╔══

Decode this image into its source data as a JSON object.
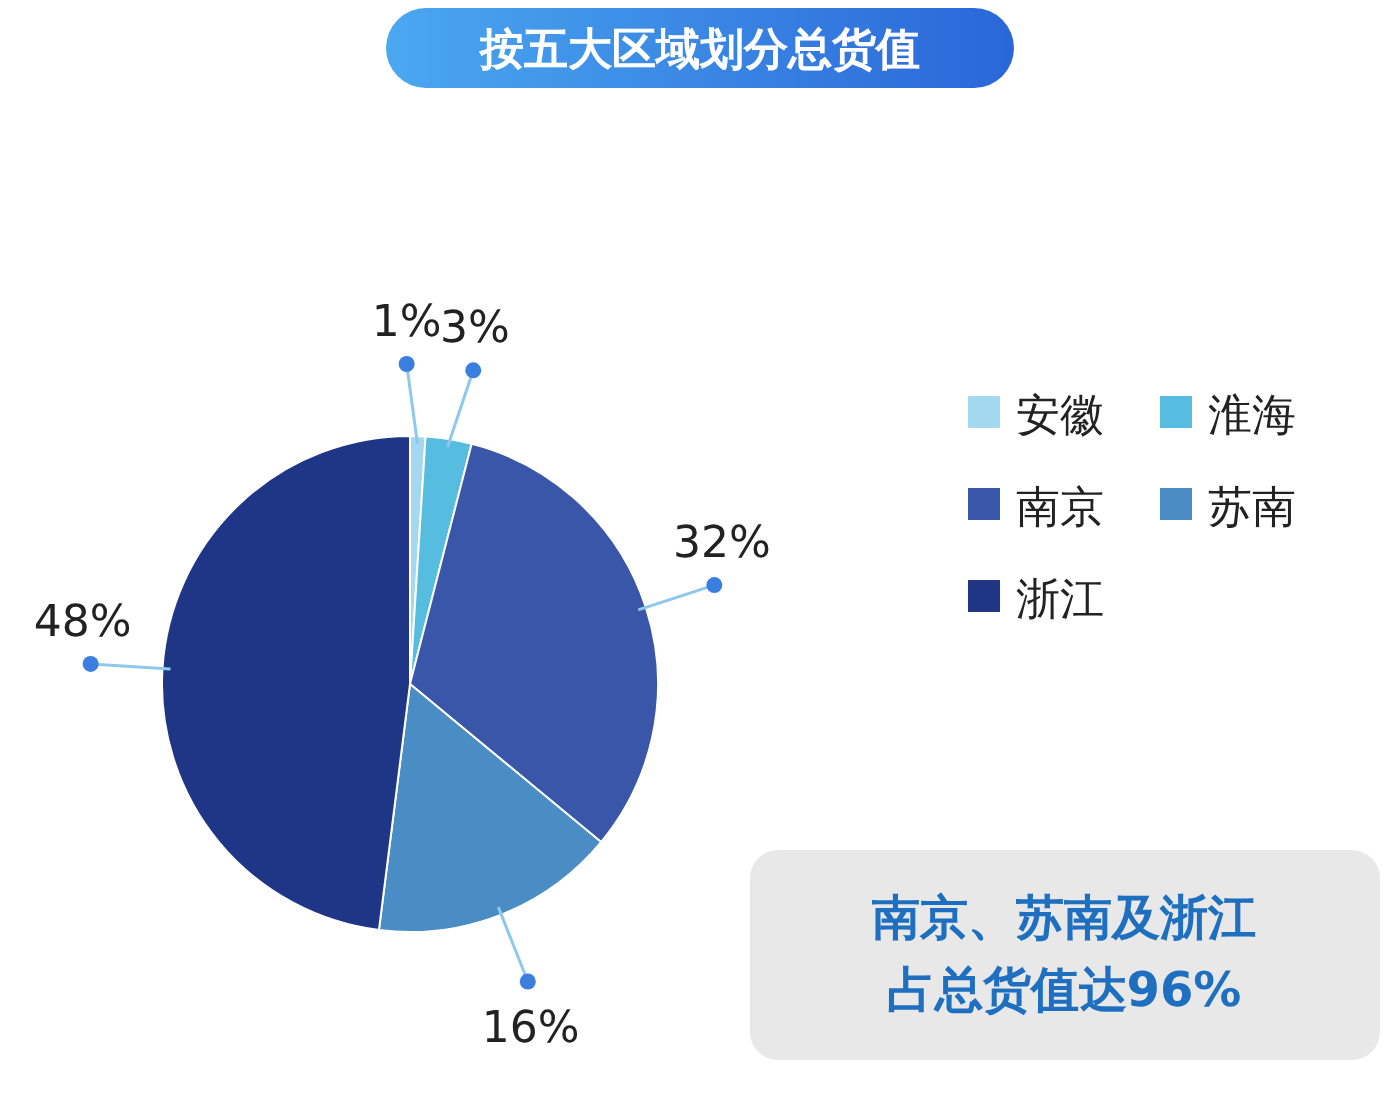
{
  "chart_data": {
    "type": "pie",
    "title": "按五大区域划分总货值",
    "categories": [
      "安徽",
      "淮海",
      "南京",
      "苏南",
      "浙江"
    ],
    "values": [
      1,
      3,
      32,
      16,
      48
    ],
    "value_labels": [
      "1%",
      "3%",
      "32%",
      "16%",
      "48%"
    ],
    "colors": [
      "#a4d8f0",
      "#56bde0",
      "#3a56a8",
      "#4a8cc4",
      "#1f3586"
    ],
    "legend": "right",
    "annotations": [
      "南京、苏南及浙江",
      "占总货值达96%"
    ]
  }
}
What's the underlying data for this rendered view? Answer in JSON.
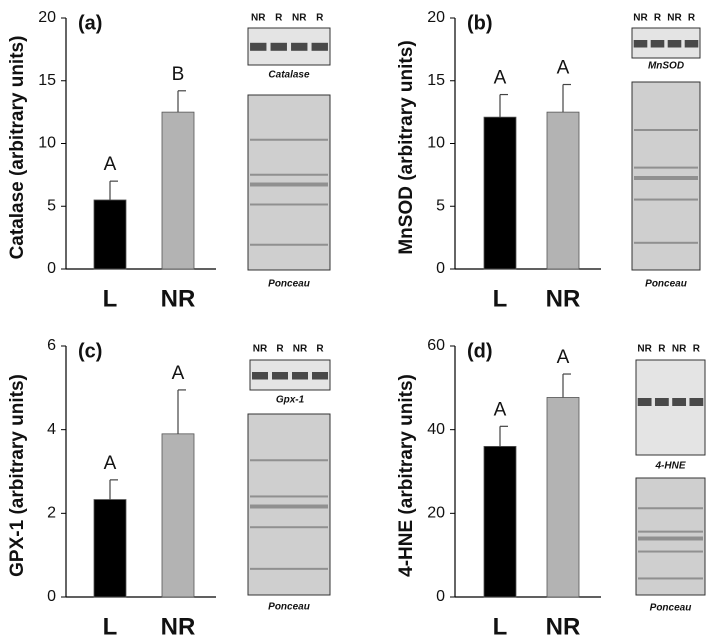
{
  "chart_data": [
    {
      "type": "bar",
      "panel": "(a)",
      "y_label": "Catalase  (arbitrary units)",
      "categories": [
        "L",
        "NR"
      ],
      "values": [
        5.5,
        12.5
      ],
      "errors": [
        1.5,
        1.7
      ],
      "letters": [
        "A",
        "B"
      ],
      "colors": [
        "#000000",
        "#b3b3b3"
      ],
      "ylim": [
        0,
        20
      ],
      "yticks": [
        0,
        5,
        10,
        15,
        20
      ],
      "lanes": [
        "NR",
        "R",
        "NR",
        "R"
      ],
      "blot_label": "Catalase",
      "stain_label": "Ponceau"
    },
    {
      "type": "bar",
      "panel": "(b)",
      "y_label": "MnSOD (arbitrary units)",
      "categories": [
        "L",
        "NR"
      ],
      "values": [
        12.1,
        12.5
      ],
      "errors": [
        1.8,
        2.2
      ],
      "letters": [
        "A",
        "A"
      ],
      "colors": [
        "#000000",
        "#b3b3b3"
      ],
      "ylim": [
        0,
        20
      ],
      "yticks": [
        0,
        5,
        10,
        15,
        20
      ],
      "lanes": [
        "NR",
        "R",
        "NR",
        "R"
      ],
      "blot_label": "MnSOD",
      "stain_label": "Ponceau"
    },
    {
      "type": "bar",
      "panel": "(c)",
      "y_label": "GPX-1 (arbitrary units)",
      "categories": [
        "L",
        "NR"
      ],
      "values": [
        2.33,
        3.9
      ],
      "errors": [
        0.47,
        1.05
      ],
      "letters": [
        "A",
        "A"
      ],
      "colors": [
        "#000000",
        "#b3b3b3"
      ],
      "ylim": [
        0,
        6
      ],
      "yticks": [
        0,
        2,
        4,
        6
      ],
      "lanes": [
        "NR",
        "R",
        "NR",
        "R"
      ],
      "blot_label": "Gpx-1",
      "stain_label": "Ponceau"
    },
    {
      "type": "bar",
      "panel": "(d)",
      "y_label": "4-HNE (arbitrary units)",
      "categories": [
        "L",
        "NR"
      ],
      "values": [
        36,
        47.7
      ],
      "errors": [
        4.8,
        5.6
      ],
      "letters": [
        "A",
        "A"
      ],
      "colors": [
        "#000000",
        "#b3b3b3"
      ],
      "ylim": [
        0,
        60
      ],
      "yticks": [
        0,
        20,
        40,
        60
      ],
      "lanes": [
        "NR",
        "R",
        "NR",
        "R"
      ],
      "blot_label": "4-HNE",
      "stain_label": "Ponceau"
    }
  ]
}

╚══

**Written exercise**
Write out every line of the data that holds the word "units".

**Task result**
      "y_label": "Catalase  (arbitrary units)",
      "y_label": "MnSOD (arbitrary units)",
      "y_label": "GPX-1 (arbitrary units)",
      "y_label": "4-HNE (arbitrary units)",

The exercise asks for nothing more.